[Data entries]
-------------------------
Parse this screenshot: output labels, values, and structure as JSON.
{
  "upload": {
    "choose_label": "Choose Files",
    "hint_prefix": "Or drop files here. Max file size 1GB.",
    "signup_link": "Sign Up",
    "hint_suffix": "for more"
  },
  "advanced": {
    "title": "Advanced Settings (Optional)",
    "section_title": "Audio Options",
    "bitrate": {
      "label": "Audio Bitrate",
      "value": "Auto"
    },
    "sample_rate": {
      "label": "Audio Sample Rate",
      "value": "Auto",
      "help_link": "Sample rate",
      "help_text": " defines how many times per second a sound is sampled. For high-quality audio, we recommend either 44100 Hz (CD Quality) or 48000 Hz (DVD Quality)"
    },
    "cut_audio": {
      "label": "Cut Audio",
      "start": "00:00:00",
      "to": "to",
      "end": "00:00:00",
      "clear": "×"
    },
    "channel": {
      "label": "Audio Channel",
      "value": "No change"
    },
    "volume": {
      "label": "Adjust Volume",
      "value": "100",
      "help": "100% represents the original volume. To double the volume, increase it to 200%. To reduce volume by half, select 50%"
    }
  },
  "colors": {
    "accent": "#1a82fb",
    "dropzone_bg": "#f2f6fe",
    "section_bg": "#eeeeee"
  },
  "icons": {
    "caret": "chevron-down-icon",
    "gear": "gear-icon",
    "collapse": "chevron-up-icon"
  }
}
-------------------------
PROBLEM DESCRIPTION — Your task is to quote all of the data word for word.

EXERCISE RESPONSE —
Parse this screenshot: output labels, values, and structure as JSON.
{
  "upload": {
    "choose_label": "Choose Files",
    "hint_prefix": "Or drop files here. Max file size 1GB.",
    "signup_link": "Sign Up",
    "hint_suffix": "for more"
  },
  "advanced": {
    "title": "Advanced Settings (Optional)",
    "section_title": "Audio Options",
    "bitrate": {
      "label": "Audio Bitrate",
      "value": "Auto"
    },
    "sample_rate": {
      "label": "Audio Sample Rate",
      "value": "Auto",
      "help_link": "Sample rate",
      "help_text": " defines how many times per second a sound is sampled. For high-quality audio, we recommend either 44100 Hz (CD Quality) or 48000 Hz (DVD Quality)"
    },
    "cut_audio": {
      "label": "Cut Audio",
      "start": "00:00:00",
      "to": "to",
      "end": "00:00:00",
      "clear": "×"
    },
    "channel": {
      "label": "Audio Channel",
      "value": "No change"
    },
    "volume": {
      "label": "Adjust Volume",
      "value": "100",
      "help": "100% represents the original volume. To double the volume, increase it to 200%. To reduce volume by half, select 50%"
    }
  },
  "colors": {
    "accent": "#1a82fb",
    "dropzone_bg": "#f2f6fe",
    "section_bg": "#eeeeee"
  },
  "icons": {
    "caret": "chevron-down-icon",
    "gear": "gear-icon",
    "collapse": "chevron-up-icon"
  }
}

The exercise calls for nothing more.